# Physics 494/594
## Gradient Descent

In [None]:
# %load ./include/header.py
import numpy as np
import matplotlib.pyplot as plt
import sys
from tqdm import trange,tqdm
sys.path.append('./include')
import ml4s
%matplotlib inline
%config InlineBackend.figure_format = 'svg'
plt.style.use('./include/notebook.mplstyle')
np.set_printoptions(linewidth=120)
ml4s.set_css_style('./include/bootstrap.css')
colors = plt.rcParams['axes.prop_cycle'].by_key()['color']

\begin{equation}
\mathcal{C} = \frac{1}{2N} \sum_{n=1}^N  \left( F^{(n)} - y^{(n)} \right)^2 = \frac{1}{2N} \lvert \lvert \vec{F} - \vec{y}\rvert\rvert^2
\end{equation}

## Last Time

### [Notebook Link: 10_Model_Complexity_Regularization.ipynb](./10_Model_Complexity_Regularization.ipynb)

- Learn how linear regression can learn non-linear functions using feature maps.
- Understanding model complexity and the bias-variance tradeoff
- Introduction to Regularization

## Today

- Derive a general framework for optimizing functions of many parameters

Until now, we have always assumed that we can analytically find the minimum of our cost function: 

\begin{equation}
\boxed{
\mathcal{C} = \frac{1}{2N} \sum_{n=1}^N  \left( F^{(n)} - y^{(n)} \right)^2 = \frac{1}{2N} \lvert \lvert \vec{F} - \vec{y}\rvert\rvert^2
}
\end{equation}

which may not be possible in general.  We would like to devise a general algorithm for finding the minimum of $\mathcal{C}$.

Starting from a random point in *weight* space, $\mathbf{w}_0$ we would like to devise an update rule $\mathbf{w}_0 \to \mathbf{w}_1$ such that the the value of $\mathcal{C}(\mathbf{w}_i)$ always decreases.

<div class="span alert alert-warning">
    <strong>Note:</strong> the subscript $j$ in $\mathbf{w}_j$ labels a given set of weights $\mathbf{w}_j \equiv (w_{0,j},w_{1,j},\dots,w_{M-1,j}) \in \mathbb{R}^M$.
</div>

For now, let us consider a simple function of only two variables: $\mathbf{w}^{\sf T} = (w_0,w_1)$

\begin{equation}
f(\mathbf{w}) = \frac{1}{2} \mathbf{w}^{\top} \mathsf{A}\, \mathbf{w}
\end{equation}

where $\mathsf{A} \in \mathbb{R}^{2 \times 2}$ is a positive semi-definite matrix.  

In [None]:
def f(w,A):
    return (1/2) * w.T @ A @ w 

We can think of this function as a quadratic bowl whose curvature is specified by the value of $A$.

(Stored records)

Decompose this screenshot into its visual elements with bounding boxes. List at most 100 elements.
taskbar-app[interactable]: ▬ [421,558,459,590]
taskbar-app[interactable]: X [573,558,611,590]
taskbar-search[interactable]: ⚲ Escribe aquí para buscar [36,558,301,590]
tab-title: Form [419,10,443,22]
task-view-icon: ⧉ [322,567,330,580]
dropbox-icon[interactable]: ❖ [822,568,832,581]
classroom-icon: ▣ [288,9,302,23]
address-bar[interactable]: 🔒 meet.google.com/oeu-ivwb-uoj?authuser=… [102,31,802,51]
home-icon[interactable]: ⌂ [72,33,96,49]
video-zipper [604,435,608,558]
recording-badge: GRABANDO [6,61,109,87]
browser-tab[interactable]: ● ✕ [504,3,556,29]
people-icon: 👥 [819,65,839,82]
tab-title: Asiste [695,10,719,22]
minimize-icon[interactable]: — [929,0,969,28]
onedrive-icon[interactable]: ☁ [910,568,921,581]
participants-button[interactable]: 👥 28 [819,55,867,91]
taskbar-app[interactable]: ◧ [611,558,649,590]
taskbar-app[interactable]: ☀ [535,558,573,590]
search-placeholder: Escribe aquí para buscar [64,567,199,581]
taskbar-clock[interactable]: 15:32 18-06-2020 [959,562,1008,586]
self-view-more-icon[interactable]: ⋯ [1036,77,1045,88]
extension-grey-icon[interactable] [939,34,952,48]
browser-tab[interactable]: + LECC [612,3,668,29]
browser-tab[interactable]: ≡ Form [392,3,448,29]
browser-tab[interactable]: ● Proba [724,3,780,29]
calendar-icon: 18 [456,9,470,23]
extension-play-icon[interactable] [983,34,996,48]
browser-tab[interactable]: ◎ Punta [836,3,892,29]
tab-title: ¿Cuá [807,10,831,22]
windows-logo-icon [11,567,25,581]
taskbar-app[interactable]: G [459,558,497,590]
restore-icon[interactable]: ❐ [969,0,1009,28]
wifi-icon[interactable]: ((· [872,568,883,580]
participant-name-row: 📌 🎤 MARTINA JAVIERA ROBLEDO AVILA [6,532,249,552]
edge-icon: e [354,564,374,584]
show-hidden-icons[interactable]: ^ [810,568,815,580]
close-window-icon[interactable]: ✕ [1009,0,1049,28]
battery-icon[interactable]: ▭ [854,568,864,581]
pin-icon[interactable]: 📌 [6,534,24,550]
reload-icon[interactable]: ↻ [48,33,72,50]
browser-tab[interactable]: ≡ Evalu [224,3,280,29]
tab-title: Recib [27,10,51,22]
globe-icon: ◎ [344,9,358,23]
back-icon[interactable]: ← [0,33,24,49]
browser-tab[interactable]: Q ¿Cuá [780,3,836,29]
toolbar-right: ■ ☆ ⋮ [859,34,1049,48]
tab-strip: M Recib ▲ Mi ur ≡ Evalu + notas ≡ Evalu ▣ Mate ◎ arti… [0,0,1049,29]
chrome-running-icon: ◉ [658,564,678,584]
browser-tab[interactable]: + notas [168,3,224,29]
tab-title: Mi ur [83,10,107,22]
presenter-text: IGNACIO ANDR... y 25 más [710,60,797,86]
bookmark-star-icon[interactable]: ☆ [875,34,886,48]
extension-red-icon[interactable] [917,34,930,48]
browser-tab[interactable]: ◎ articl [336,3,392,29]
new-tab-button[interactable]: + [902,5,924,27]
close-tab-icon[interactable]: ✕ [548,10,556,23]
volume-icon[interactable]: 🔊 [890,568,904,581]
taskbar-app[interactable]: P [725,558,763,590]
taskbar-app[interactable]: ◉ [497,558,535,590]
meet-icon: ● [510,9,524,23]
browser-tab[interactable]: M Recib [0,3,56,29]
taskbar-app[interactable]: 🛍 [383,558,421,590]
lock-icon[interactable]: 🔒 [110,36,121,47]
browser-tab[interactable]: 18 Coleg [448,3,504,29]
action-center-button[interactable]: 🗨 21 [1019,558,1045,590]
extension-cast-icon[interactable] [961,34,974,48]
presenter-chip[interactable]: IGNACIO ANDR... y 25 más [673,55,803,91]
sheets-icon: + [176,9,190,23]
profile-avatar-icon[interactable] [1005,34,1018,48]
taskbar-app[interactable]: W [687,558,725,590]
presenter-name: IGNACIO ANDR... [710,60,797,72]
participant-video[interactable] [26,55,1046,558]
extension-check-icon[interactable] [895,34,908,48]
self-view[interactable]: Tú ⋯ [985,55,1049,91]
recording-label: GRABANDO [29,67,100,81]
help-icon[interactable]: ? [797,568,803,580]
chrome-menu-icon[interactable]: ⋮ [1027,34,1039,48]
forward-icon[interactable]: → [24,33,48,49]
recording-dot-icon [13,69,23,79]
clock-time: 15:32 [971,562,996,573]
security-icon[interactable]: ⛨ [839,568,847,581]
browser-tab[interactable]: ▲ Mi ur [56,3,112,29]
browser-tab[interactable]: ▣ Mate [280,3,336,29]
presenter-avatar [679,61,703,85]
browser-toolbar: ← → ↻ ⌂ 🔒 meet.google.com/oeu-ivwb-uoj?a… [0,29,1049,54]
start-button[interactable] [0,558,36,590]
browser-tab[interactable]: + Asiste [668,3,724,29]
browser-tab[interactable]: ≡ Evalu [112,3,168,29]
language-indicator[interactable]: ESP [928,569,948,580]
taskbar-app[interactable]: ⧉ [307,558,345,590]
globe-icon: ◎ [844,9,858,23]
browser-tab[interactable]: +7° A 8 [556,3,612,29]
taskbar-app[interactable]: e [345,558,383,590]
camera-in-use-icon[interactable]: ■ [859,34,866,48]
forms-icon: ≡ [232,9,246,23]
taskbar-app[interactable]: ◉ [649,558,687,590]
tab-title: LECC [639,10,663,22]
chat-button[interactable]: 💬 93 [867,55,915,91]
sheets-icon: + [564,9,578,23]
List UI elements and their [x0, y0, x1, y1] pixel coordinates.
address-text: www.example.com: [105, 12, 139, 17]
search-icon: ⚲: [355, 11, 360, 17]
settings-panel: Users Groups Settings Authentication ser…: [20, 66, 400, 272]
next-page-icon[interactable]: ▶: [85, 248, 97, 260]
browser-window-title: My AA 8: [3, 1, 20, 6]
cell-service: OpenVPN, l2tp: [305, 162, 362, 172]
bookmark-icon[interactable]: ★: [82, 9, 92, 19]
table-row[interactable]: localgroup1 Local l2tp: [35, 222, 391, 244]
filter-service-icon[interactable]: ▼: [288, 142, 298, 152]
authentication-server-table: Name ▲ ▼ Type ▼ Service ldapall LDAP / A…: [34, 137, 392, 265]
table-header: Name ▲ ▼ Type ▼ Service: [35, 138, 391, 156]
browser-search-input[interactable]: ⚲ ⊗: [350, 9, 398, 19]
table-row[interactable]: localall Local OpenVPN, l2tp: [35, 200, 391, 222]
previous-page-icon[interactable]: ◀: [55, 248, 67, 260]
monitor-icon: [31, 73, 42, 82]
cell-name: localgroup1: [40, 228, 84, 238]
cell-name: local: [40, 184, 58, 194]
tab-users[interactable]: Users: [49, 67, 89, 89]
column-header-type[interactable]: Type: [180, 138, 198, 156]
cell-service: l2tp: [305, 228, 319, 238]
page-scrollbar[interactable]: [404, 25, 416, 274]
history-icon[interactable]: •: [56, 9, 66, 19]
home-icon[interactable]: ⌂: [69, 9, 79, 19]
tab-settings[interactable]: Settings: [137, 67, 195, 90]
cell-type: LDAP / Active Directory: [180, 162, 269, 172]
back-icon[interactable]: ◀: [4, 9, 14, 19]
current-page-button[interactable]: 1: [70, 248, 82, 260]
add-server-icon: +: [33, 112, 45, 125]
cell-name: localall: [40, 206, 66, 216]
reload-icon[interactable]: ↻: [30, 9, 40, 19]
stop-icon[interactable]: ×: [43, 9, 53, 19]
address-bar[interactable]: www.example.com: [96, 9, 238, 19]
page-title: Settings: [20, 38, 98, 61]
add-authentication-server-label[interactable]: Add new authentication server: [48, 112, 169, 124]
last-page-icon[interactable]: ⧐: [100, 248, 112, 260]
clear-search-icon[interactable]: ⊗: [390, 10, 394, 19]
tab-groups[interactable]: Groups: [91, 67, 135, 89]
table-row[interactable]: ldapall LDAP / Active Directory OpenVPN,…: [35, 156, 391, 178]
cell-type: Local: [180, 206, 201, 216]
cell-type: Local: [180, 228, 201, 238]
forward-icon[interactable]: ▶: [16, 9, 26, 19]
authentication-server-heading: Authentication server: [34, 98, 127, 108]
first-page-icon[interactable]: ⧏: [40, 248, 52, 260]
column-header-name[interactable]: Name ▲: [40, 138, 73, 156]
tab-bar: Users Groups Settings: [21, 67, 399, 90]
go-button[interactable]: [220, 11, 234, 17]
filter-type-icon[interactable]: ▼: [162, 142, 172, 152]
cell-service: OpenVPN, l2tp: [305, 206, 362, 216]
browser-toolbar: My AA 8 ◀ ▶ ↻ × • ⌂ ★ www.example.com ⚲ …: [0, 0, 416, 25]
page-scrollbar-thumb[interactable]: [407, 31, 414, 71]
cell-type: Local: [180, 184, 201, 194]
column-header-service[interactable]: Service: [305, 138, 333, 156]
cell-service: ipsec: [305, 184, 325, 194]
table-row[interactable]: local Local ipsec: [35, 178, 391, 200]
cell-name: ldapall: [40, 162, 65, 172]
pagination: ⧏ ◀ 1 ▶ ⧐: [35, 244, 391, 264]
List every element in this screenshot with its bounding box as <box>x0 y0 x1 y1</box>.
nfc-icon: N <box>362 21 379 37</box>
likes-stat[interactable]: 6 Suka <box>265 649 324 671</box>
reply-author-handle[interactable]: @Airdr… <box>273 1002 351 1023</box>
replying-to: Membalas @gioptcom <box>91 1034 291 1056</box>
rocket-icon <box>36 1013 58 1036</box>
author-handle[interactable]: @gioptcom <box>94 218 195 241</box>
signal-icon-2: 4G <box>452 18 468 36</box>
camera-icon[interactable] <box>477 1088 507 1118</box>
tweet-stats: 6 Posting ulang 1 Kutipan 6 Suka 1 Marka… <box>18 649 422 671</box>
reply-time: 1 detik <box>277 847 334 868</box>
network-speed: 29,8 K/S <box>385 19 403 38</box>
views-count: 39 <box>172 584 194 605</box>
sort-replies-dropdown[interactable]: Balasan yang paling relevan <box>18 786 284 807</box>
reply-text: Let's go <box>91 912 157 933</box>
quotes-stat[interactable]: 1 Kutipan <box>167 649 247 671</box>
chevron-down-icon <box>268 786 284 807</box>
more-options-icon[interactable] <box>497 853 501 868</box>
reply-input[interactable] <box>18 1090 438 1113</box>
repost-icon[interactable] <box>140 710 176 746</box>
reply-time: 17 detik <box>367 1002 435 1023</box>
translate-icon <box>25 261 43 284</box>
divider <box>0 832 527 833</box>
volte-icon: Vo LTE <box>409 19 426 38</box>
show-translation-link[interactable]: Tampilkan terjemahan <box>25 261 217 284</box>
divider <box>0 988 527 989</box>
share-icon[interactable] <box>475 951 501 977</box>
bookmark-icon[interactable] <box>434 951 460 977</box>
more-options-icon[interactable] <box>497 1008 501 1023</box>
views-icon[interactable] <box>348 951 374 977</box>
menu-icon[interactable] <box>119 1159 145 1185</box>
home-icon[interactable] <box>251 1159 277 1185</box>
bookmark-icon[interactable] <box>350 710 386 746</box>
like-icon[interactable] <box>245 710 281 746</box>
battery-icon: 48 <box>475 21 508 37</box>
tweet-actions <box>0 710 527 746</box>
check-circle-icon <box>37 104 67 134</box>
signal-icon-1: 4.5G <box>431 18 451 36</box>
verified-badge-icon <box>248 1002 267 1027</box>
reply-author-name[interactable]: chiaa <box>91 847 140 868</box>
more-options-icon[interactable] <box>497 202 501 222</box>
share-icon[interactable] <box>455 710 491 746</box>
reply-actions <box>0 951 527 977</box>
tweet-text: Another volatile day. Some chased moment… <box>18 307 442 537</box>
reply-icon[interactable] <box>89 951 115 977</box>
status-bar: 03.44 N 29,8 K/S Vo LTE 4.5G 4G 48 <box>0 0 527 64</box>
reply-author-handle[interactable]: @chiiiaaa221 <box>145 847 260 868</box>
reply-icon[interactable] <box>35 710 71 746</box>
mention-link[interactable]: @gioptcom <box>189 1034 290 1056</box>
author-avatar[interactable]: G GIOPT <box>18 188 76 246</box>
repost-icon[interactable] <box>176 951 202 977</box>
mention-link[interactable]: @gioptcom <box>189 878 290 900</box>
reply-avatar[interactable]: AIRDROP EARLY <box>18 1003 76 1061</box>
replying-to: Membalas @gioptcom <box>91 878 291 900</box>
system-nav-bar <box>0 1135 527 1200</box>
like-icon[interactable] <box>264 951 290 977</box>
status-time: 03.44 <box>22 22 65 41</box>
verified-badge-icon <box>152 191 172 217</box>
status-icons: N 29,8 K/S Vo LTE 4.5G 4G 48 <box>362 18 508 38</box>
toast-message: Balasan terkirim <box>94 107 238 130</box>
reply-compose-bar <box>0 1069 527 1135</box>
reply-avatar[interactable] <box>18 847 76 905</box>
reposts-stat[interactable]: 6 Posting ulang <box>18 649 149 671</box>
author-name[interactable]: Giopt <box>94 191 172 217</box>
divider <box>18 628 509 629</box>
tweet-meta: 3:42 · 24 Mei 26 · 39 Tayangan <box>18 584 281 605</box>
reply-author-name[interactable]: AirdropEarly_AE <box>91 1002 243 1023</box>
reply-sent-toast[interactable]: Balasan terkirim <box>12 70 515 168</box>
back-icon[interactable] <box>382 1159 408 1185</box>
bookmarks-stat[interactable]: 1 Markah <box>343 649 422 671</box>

-- Given task 1 --
In the gradient descent notebook, why does it set out to devise a general algorithm for finding the minimum of the cost function? Answer in one to three sentences.
-- Given task 2 --
Could you give the entries again from their start through the line containing "minimize-icon[interactable]: — [929,0,969,28]", switching "tab-title" to "tab-label" and leaving everything else unchanged?

-- Correct response 1 --
Until then it had always been assumed that the minimum of the cost function could be found analytically, but that may not be possible in general. A general algorithm is needed to find the minimum of C in such cases.

-- Correct response 2 --
Decompose this screenshot into its visual elements with bounding boxes. List at most 100 elements.
taskbar-app[interactable]: ▬ [421,558,459,590]
taskbar-app[interactable]: X [573,558,611,590]
taskbar-search[interactable]: ⚲ Escribe aquí para buscar [36,558,301,590]
tab-label: Form [419,10,443,22]
task-view-icon: ⧉ [322,567,330,580]
dropbox-icon[interactable]: ❖ [822,568,832,581]
classroom-icon: ▣ [288,9,302,23]
address-bar[interactable]: 🔒 meet.google.com/oeu-ivwb-uoj?authuser=… [102,31,802,51]
home-icon[interactable]: ⌂ [72,33,96,49]
video-zipper [604,435,608,558]
recording-badge: GRABANDO [6,61,109,87]
browser-tab[interactable]: ● ✕ [504,3,556,29]
people-icon: 👥 [819,65,839,82]
tab-label: Asiste [695,10,719,22]
minimize-icon[interactable]: — [929,0,969,28]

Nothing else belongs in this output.